The task. Copy every record below, exactly as written.

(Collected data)
-- begin --
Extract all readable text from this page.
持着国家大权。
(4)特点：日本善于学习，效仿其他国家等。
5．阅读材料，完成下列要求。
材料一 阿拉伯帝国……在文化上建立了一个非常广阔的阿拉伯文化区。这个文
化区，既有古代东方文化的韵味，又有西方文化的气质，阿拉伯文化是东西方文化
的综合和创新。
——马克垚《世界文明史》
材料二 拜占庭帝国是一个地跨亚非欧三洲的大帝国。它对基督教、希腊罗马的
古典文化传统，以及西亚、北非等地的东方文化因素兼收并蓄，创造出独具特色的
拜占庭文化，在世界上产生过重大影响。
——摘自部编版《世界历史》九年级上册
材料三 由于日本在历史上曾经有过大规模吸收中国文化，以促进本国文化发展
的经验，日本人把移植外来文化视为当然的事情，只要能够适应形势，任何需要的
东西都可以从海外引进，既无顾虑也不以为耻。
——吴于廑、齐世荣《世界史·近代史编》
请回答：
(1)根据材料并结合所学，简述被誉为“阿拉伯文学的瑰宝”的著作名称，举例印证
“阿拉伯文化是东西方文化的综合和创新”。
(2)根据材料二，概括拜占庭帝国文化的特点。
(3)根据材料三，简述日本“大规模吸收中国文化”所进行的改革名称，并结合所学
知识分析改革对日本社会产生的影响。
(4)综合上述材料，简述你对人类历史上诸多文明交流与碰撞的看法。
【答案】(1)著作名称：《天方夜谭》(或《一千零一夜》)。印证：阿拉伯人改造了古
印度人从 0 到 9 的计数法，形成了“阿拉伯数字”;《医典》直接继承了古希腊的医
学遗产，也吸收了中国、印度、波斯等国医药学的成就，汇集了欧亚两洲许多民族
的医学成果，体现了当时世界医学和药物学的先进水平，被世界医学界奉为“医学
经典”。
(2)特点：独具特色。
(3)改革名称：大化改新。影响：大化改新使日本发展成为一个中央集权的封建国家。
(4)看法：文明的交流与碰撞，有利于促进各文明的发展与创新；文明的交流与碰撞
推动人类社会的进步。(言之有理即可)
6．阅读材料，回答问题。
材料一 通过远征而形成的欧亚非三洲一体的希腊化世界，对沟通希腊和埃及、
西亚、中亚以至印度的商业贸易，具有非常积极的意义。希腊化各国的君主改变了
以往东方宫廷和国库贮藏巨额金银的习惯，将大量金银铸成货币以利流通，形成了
-- end --
Exercise response.
Extract all readable text from this page.
持着国家大权。
(4)特点：日本善于学习，效仿其他国家等。
5．阅读材料，完成下列要求。
材料一 阿拉伯帝国……在文化上建立了一个非常广阔的阿拉伯文化区。这个文
化区，既有古代东方文化的韵味，又有西方文化的气质，阿拉伯文化是东西方文化
的综合和创新。
——马克垚《世界文明史》
材料二 拜占庭帝国是一个地跨亚非欧三洲的大帝国。它对基督教、希腊罗马的
古典文化传统，以及西亚、北非等地的东方文化因素兼收并蓄，创造出独具特色的
拜占庭文化，在世界上产生过重大影响。
——摘自部编版《世界历史》九年级上册
材料三 由于日本在历史上曾经有过大规模吸收中国文化，以促进本国文化发展
的经验，日本人把移植外来文化视为当然的事情，只要能够适应形势，任何需要的
东西都可以从海外引进，既无顾虑也不以为耻。
——吴于廑、齐世荣《世界史·近代史编》
请回答：
(1)根据材料并结合所学，简述被誉为“阿拉伯文学的瑰宝”的著作名称，举例印证
“阿拉伯文化是东西方文化的综合和创新”。
(2)根据材料二，概括拜占庭帝国文化的特点。
(3)根据材料三，简述日本“大规模吸收中国文化”所进行的改革名称，并结合所学
知识分析改革对日本社会产生的影响。
(4)综合上述材料，简述你对人类历史上诸多文明交流与碰撞的看法。
【答案】(1)著作名称：《天方夜谭》(或《一千零一夜》)。印证：阿拉伯人改造了古
印度人从 0 到 9 的计数法，形成了“阿拉伯数字”;《医典》直接继承了古希腊的医
学遗产，也吸收了中国、印度、波斯等国医药学的成就，汇集了欧亚两洲许多民族
的医学成果，体现了当时世界医学和药物学的先进水平，被世界医学界奉为“医学
经典”。
(2)特点：独具特色。
(3)改革名称：大化改新。影响：大化改新使日本发展成为一个中央集权的封建国家。
(4)看法：文明的交流与碰撞，有利于促进各文明的发展与创新；文明的交流与碰撞
推动人类社会的进步。(言之有理即可)
6．阅读材料，回答问题。
材料一 通过远征而形成的欧亚非三洲一体的希腊化世界，对沟通希腊和埃及、
西亚、中亚以至印度的商业贸易，具有非常积极的意义。希腊化各国的君主改变了
以往东方宫廷和国库贮藏巨额金银的习惯，将大量金银铸成货币以利流通，形成了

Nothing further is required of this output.